Entries provided —
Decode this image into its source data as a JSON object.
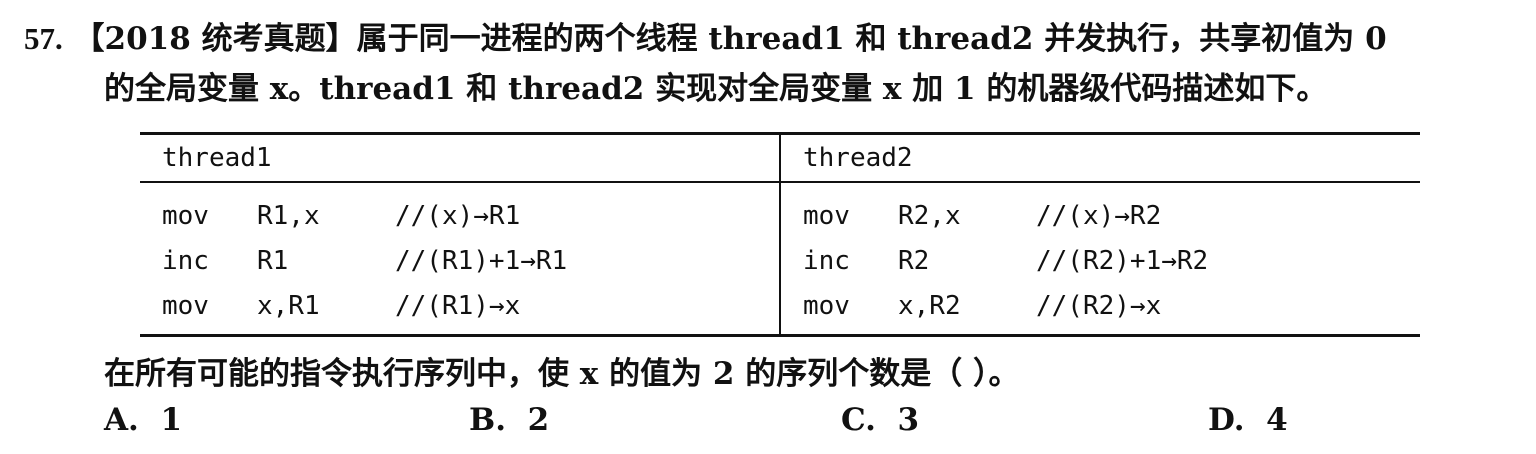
{
  "question": {
    "number": "57.",
    "line1": "【2018 统考真题】属于同一进程的两个线程 thread1 和 thread2 并发执行，共享初值为 0",
    "line2": "的全局变量 x。thread1 和 thread2 实现对全局变量 x 加 1 的机器级代码描述如下。"
  },
  "code_table": {
    "headers": [
      "thread1",
      "thread2"
    ],
    "rows": [
      {
        "t1": {
          "op": "mov",
          "args": "R1,x",
          "comment": "//(x)→R1"
        },
        "t2": {
          "op": "mov",
          "args": "R2,x",
          "comment": "//(x)→R2"
        }
      },
      {
        "t1": {
          "op": "inc",
          "args": "R1",
          "comment": "//(R1)+1→R1"
        },
        "t2": {
          "op": "inc",
          "args": "R2",
          "comment": "//(R2)+1→R2"
        }
      },
      {
        "t1": {
          "op": "mov",
          "args": "x,R1",
          "comment": "//(R1)→x"
        },
        "t2": {
          "op": "mov",
          "args": "x,R2",
          "comment": "//(R2)→x"
        }
      }
    ]
  },
  "prompt": "在所有可能的指令执行序列中，使 x 的值为 2 的序列个数是（ ）。",
  "options": [
    {
      "label": "A.",
      "value": "1"
    },
    {
      "label": "B.",
      "value": "2"
    },
    {
      "label": "C.",
      "value": "3"
    },
    {
      "label": "D.",
      "value": "4"
    }
  ]
}
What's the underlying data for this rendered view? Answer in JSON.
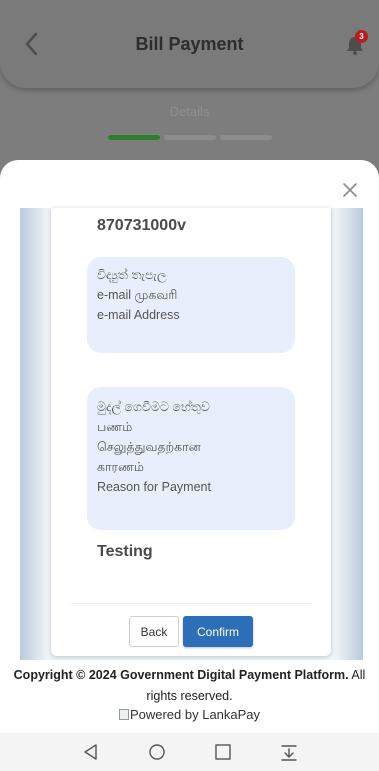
{
  "header": {
    "title": "Bill Payment",
    "notification_count": "3"
  },
  "stepper": {
    "label": "Details",
    "steps_total": 3,
    "steps_complete": 1
  },
  "sheet": {
    "id_value": "870731000v",
    "email_labels": [
      "විද්‍යුත් තැපැල",
      "e-mail முகவரி",
      "e-mail Address"
    ],
    "reason_labels": [
      "මුදල් ගෙවීමට හේතුව",
      "பணம்",
      "செலுத்துவதற்கான",
      "காரணம்",
      "Reason for Payment"
    ],
    "reason_value": "Testing",
    "back_label": "Back",
    "confirm_label": "Confirm"
  },
  "footer": {
    "copyright_bold": "Copyright © 2024 Government Digital Payment Platform.",
    "copyright_rest": " All rights reserved.",
    "powered_by": "Powered by LankaPay"
  },
  "colors": {
    "accent": "#2c6fb8",
    "step_active": "#2e7f28",
    "badge": "#b81c1c",
    "field_bg": "#e8eefb"
  },
  "icons": {
    "back": "chevron-left-icon",
    "bell": "bell-icon",
    "close": "close-icon",
    "nav": [
      "nav-back-icon",
      "nav-home-icon",
      "nav-recents-icon",
      "nav-menu-icon"
    ]
  }
}
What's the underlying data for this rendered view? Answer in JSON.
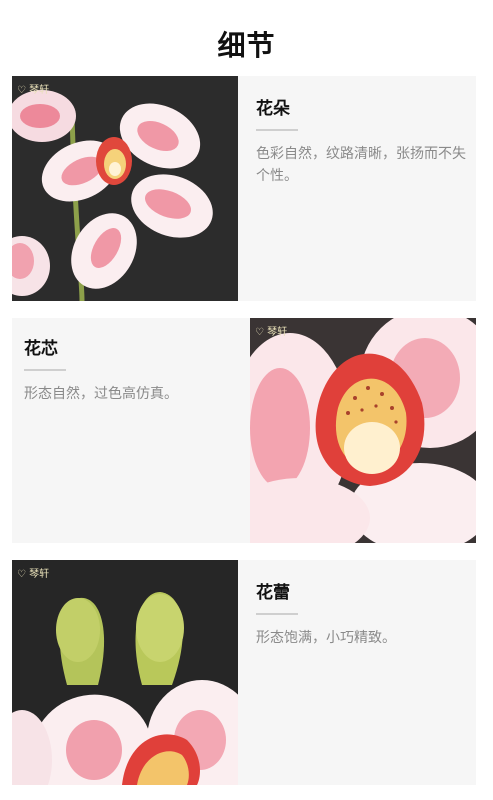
{
  "page_title": "细节",
  "sections": [
    {
      "heading": "花朵",
      "description": "色彩自然，纹路清晰，张扬而不失个性。"
    },
    {
      "heading": "花芯",
      "description": "形态自然，过色高仿真。"
    },
    {
      "heading": "花蕾",
      "description": "形态饱满，小巧精致。"
    }
  ],
  "brand_mark": "琴轩",
  "colors": {
    "petal_pink": "#e8526a",
    "petal_white": "#fbeef0",
    "bud_green": "#b9c85a",
    "card_bg": "#f6f6f6"
  }
}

Problem details — The records above are to be quoted exactly, with all pictures left out.

Written solution —
Decode this image into its source data as a JSON object.
{
  "question": {
    "number": "57.",
    "line1": "【2018 统考真题】属于同一进程的两个线程 thread1 和 thread2 并发执行，共享初值为 0",
    "line2": "的全局变量 x。thread1 和 thread2 实现对全局变量 x 加 1 的机器级代码描述如下。"
  },
  "code_table": {
    "headers": [
      "thread1",
      "thread2"
    ],
    "rows": [
      {
        "t1": {
          "op": "mov",
          "args": "R1,x",
          "comment": "//(x)→R1"
        },
        "t2": {
          "op": "mov",
          "args": "R2,x",
          "comment": "//(x)→R2"
        }
      },
      {
        "t1": {
          "op": "inc",
          "args": "R1",
          "comment": "//(R1)+1→R1"
        },
        "t2": {
          "op": "inc",
          "args": "R2",
          "comment": "//(R2)+1→R2"
        }
      },
      {
        "t1": {
          "op": "mov",
          "args": "x,R1",
          "comment": "//(R1)→x"
        },
        "t2": {
          "op": "mov",
          "args": "x,R2",
          "comment": "//(R2)→x"
        }
      }
    ]
  },
  "prompt": "在所有可能的指令执行序列中，使 x 的值为 2 的序列个数是（ ）。",
  "options": [
    {
      "label": "A.",
      "value": "1"
    },
    {
      "label": "B.",
      "value": "2"
    },
    {
      "label": "C.",
      "value": "3"
    },
    {
      "label": "D.",
      "value": "4"
    }
  ]
}
What's the underlying data for this rendered view? Answer in JSON.
{
  "header": {
    "title": "Bill Payment",
    "notification_count": "3"
  },
  "stepper": {
    "label": "Details",
    "steps_total": 3,
    "steps_complete": 1
  },
  "sheet": {
    "id_value": "870731000v",
    "email_labels": [
      "විද්‍යුත් තැපැල",
      "e-mail முகவரி",
      "e-mail Address"
    ],
    "reason_labels": [
      "මුදල් ගෙවීමට හේතුව",
      "பணம்",
      "செலுத்துவதற்கான",
      "காரணம்",
      "Reason for Payment"
    ],
    "reason_value": "Testing",
    "back_label": "Back",
    "confirm_label": "Confirm"
  },
  "footer": {
    "copyright_bold": "Copyright © 2024 Government Digital Payment Platform.",
    "copyright_rest": " All rights reserved.",
    "powered_by": "Powered by LankaPay"
  },
  "colors": {
    "accent": "#2c6fb8",
    "step_active": "#2e7f28",
    "badge": "#b81c1c",
    "field_bg": "#e8eefb"
  },
  "icons": {
    "back": "chevron-left-icon",
    "bell": "bell-icon",
    "close": "close-icon",
    "nav": [
      "nav-back-icon",
      "nav-home-icon",
      "nav-recents-icon",
      "nav-menu-icon"
    ]
  }
}
What's the underlying data for this rendered view? Answer in JSON.
{
  "page_title": "细节",
  "sections": [
    {
      "heading": "花朵",
      "description": "色彩自然，纹路清晰，张扬而不失个性。"
    },
    {
      "heading": "花芯",
      "description": "形态自然，过色高仿真。"
    },
    {
      "heading": "花蕾",
      "description": "形态饱满，小巧精致。"
    }
  ],
  "brand_mark": "琴轩",
  "colors": {
    "petal_pink": "#e8526a",
    "petal_white": "#fbeef0",
    "bud_green": "#b9c85a",
    "card_bg": "#f6f6f6"
  }
}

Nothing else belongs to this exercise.